AIM OF THE TASK
Work through the material below line by line and say how many lines include the word "镁化合物的水". Only the number, please.

EXTRACTED RECORDS
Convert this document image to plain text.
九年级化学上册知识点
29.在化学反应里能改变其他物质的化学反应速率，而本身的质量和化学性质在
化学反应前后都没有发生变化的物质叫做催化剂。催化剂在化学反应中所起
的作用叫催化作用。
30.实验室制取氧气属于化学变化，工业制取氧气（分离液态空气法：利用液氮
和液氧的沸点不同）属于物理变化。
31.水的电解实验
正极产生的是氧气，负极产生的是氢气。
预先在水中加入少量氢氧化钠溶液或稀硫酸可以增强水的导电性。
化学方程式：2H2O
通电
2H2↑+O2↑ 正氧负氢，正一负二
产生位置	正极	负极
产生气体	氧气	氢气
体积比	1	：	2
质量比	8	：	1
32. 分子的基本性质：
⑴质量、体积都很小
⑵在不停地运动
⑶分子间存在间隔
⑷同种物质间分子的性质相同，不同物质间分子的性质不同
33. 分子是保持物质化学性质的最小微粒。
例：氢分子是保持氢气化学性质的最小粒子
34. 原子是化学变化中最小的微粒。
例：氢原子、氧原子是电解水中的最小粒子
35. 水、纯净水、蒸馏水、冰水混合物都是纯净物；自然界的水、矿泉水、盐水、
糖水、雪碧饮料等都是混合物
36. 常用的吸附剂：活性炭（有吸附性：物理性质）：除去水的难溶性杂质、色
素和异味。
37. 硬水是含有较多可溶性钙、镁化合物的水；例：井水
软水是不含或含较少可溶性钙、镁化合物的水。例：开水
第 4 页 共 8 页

ANSWER TO THIS PROBLEM
2